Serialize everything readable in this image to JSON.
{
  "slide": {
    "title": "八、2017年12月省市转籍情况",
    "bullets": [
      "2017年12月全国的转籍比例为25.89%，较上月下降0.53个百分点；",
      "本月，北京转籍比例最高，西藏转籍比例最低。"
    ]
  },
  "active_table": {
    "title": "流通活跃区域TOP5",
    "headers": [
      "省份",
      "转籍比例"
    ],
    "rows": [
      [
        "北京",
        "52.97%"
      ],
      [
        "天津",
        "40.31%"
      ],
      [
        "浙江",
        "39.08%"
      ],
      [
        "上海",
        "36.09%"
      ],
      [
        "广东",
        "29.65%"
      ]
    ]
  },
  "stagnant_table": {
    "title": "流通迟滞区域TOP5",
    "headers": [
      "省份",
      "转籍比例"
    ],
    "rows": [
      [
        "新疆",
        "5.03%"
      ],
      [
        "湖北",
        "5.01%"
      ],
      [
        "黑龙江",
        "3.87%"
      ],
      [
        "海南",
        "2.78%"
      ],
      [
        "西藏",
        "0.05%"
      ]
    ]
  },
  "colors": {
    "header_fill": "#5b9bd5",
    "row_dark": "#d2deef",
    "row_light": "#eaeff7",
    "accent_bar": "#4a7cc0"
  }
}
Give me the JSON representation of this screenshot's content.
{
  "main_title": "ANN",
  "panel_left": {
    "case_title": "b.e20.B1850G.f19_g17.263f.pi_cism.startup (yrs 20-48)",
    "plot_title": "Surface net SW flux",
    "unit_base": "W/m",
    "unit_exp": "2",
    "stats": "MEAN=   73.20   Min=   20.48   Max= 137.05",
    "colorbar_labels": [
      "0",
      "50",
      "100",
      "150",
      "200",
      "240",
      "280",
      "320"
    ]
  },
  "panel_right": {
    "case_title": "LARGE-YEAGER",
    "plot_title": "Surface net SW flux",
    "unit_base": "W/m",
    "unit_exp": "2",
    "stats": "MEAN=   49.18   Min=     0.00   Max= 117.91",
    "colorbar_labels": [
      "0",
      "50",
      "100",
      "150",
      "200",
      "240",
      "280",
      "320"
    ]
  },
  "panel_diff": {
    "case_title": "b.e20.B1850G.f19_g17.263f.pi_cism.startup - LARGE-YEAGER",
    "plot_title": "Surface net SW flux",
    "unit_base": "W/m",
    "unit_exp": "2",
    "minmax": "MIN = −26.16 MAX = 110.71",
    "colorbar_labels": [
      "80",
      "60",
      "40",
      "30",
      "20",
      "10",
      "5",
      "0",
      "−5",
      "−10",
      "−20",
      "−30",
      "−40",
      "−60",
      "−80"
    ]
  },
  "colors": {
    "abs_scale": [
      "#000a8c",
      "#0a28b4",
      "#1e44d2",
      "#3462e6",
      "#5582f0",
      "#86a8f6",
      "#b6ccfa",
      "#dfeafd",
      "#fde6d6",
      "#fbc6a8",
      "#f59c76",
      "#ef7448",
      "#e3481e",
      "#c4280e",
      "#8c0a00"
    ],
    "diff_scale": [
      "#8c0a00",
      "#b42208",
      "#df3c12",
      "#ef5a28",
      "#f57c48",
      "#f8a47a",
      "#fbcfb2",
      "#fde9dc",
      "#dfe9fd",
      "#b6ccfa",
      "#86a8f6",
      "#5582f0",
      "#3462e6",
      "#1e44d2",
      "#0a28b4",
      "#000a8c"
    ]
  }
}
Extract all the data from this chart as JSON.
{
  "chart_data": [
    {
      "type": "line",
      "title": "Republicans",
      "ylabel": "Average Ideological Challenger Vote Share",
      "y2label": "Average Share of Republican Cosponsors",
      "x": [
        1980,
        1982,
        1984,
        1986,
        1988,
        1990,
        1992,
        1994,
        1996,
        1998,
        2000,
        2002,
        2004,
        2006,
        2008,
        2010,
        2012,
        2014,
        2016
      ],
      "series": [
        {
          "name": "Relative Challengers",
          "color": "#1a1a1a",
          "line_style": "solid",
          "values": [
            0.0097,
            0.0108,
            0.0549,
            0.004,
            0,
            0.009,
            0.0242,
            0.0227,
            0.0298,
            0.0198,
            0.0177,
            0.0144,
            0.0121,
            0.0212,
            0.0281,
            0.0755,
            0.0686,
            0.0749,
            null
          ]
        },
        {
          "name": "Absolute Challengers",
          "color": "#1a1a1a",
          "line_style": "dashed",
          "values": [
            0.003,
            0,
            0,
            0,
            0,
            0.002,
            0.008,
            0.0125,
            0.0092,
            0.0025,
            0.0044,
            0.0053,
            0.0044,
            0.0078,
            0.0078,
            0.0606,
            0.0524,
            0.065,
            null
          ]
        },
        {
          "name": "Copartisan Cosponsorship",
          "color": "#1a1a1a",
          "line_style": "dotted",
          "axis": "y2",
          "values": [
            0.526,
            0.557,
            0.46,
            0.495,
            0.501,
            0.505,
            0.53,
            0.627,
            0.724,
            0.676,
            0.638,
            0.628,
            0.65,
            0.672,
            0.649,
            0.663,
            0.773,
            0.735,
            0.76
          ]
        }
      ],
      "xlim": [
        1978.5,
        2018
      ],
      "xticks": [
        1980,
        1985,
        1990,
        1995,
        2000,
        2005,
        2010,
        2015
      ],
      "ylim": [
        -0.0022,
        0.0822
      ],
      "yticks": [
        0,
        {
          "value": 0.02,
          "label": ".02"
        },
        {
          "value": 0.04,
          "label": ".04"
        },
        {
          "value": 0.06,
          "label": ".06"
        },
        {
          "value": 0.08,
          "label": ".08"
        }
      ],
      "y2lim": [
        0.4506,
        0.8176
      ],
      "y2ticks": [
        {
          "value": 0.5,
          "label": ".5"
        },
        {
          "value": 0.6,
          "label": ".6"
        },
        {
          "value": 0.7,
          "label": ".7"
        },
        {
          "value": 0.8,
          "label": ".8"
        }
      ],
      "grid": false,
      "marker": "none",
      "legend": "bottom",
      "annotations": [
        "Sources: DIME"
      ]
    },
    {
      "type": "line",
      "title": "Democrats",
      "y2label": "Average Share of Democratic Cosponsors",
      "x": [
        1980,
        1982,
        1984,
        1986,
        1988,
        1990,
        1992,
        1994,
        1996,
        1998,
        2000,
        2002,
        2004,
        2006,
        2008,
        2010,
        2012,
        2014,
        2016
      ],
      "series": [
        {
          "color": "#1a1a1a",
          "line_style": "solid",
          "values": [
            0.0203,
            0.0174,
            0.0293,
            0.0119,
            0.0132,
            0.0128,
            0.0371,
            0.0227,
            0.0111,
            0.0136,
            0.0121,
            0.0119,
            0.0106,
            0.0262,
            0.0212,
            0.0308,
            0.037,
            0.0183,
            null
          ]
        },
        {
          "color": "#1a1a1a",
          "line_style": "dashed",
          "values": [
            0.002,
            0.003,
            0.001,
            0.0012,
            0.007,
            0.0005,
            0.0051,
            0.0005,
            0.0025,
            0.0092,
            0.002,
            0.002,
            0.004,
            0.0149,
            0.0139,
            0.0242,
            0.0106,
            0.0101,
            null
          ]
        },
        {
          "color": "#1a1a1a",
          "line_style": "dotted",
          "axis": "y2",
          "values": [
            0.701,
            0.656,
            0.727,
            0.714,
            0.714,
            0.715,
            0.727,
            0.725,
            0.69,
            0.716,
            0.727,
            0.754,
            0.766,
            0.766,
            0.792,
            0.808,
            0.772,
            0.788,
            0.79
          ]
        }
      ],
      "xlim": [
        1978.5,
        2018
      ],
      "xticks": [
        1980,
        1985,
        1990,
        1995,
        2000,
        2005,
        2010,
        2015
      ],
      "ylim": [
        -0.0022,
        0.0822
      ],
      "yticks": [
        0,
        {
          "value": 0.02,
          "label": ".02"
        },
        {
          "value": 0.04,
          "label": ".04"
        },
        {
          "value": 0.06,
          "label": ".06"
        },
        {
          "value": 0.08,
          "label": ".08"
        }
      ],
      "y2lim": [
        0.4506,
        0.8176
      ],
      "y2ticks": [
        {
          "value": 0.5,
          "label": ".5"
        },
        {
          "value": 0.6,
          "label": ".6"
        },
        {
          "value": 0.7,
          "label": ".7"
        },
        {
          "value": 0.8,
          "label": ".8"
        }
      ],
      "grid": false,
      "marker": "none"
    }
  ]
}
# # # # #
Pull out every line above that holds the word "this".

Serialize everything readable in this image to JSON.
Give me the JSON representation of this screenshot's content.
Extract all the data from this chart as JSON.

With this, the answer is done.